Top of Passage for review

Emi is similarly resistant to being judged, though, steadfastly demanding her right to do as she pleases privately, with the consent of her partner. But her conservative community of Bucharest parents and colleagues, full of moral certainty and a kind of bored COVID-rage (the film was shot in the summer of 2020, and occasional moments of public mask antagonism are just one component of the enveloping misery) demand something else — a socially distant tribunal, one where Emi’s job is on the line and in the hands of people more than happy to call her a slut (as well as any number of other unprintable insults) to her face.

But first, a trudge. The film is broken into three chapters, each with their own title, and “One Way Street” finds Emi traveling across the city on foot as the camera maintains an immediate, documentary-like observance. She encounters hateful grocery-store arguments over the rights of the poor to use government food assistance, endless billboards employing sexually provocative ad copy, demolished buildings and the scrape of construction noise, medical misinformation from distressed pharmacy customers, street hassles with inconsiderate motorists, a shuttered cinema, and an extremely obnoxious pop-up kiosk for “PAW Patrol” merchandise.

Bottom of Passage for review
Top of Entries supplied

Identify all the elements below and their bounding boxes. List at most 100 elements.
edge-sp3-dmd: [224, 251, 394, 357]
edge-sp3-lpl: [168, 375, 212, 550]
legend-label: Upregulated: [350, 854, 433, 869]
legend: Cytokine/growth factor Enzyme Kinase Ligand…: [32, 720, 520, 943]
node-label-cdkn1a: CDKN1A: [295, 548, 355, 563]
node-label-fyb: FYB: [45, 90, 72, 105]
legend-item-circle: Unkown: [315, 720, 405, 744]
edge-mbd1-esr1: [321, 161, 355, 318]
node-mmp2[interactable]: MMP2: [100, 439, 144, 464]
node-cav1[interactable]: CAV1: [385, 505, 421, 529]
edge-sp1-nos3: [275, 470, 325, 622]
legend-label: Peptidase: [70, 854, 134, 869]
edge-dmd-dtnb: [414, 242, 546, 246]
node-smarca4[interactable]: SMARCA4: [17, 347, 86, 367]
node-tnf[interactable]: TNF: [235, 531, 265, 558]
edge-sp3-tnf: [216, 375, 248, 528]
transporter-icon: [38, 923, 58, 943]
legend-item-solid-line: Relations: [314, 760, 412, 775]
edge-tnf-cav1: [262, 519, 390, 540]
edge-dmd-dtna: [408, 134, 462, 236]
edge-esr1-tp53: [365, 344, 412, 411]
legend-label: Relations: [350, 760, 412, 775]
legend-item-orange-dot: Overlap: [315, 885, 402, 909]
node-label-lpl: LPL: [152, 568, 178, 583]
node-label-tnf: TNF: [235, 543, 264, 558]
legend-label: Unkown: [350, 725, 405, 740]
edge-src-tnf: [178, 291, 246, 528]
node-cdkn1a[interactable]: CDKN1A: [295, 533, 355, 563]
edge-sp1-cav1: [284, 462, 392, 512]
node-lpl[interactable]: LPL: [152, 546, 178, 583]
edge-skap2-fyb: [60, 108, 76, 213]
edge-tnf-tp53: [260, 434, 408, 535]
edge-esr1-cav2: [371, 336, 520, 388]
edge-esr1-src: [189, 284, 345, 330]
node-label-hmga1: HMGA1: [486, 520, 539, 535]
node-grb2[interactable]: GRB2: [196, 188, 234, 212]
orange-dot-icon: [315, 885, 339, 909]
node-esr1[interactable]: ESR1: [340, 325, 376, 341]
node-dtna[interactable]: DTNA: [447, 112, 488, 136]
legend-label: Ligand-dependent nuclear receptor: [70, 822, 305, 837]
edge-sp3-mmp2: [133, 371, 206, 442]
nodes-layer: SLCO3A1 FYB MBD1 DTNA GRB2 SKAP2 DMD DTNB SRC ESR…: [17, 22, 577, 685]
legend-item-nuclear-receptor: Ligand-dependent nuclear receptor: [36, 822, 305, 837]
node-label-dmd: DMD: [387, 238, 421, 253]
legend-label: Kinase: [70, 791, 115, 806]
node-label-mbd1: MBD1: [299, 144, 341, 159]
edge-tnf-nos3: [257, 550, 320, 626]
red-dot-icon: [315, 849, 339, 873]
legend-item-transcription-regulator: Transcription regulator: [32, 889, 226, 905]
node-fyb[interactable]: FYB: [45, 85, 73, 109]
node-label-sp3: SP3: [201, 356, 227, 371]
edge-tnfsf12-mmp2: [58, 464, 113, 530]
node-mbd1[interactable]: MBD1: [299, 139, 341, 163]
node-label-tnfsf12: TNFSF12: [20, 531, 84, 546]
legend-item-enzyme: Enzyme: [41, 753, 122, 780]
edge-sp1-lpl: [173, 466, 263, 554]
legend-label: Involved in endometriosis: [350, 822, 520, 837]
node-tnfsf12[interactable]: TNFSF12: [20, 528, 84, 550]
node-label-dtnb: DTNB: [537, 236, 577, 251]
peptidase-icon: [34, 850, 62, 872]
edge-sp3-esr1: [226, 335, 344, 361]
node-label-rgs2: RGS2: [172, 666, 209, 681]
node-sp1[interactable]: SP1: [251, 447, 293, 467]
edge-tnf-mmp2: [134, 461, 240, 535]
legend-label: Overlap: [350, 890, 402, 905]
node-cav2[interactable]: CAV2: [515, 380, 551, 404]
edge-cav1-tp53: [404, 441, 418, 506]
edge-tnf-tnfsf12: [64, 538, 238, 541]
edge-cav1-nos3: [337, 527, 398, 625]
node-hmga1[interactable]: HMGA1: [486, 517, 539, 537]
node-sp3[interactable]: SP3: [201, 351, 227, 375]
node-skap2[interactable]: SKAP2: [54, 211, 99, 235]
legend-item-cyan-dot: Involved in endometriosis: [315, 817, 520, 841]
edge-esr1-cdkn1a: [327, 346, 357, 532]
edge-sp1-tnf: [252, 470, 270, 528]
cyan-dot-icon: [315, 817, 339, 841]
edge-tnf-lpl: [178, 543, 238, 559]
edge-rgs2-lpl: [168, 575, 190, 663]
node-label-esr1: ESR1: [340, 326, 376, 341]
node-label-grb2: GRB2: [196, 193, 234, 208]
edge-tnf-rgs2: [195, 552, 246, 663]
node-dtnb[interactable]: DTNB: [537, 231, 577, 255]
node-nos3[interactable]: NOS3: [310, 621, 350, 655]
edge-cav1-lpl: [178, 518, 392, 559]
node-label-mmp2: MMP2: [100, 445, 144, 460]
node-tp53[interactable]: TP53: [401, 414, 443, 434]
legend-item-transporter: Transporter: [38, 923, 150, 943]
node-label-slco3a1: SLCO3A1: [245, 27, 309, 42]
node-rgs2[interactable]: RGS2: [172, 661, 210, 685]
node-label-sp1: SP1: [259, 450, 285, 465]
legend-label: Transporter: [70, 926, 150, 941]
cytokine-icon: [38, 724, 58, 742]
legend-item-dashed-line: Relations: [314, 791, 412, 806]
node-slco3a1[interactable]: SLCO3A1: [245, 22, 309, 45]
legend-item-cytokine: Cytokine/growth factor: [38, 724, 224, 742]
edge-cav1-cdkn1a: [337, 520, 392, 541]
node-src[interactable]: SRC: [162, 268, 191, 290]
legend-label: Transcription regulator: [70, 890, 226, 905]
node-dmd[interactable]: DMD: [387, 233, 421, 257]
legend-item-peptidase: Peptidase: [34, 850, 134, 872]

Bottom of Entries supplied

_Directions_
[1] Decide whether each statement agrees with the review excerpt, answering yes or no and quoting the deciding words: (a) the film was shot in the summer of 2020; (b) the film is divided into four chapters; (c) in "One Way Street," Emi crosses the city by car.
[2] Reproduce word for word the part of the review excerpt that opens with the words containing "Emi is similarly" and closes with "to her face.".
The lines come from a separate source and are unrelated to the review excerpt.

_Solutions to the exercise_
[1]
(a) Yes: "the film was shot in the summer of 2020"
(b) No: "The film is broken into three chapters"
(c) No: "finds Emi traveling across the city on foot"

[2]
Emi is similarly resistant to being judged, though, steadfastly demanding her right to do as she pleases privately, with the consent of her partner. But her conservative community of Bucharest parents and colleagues, full of moral certainty and a kind of bored COVID-rage (the film was shot in the summer of 2020, and occasional moments of public mask antagonism are just one component of the enveloping misery) demand something else — a socially distant tribunal, one where Emi’s job is on the line and in the hands of people more than happy to call her a slut (as well as any number of other unprintable insults) to her face.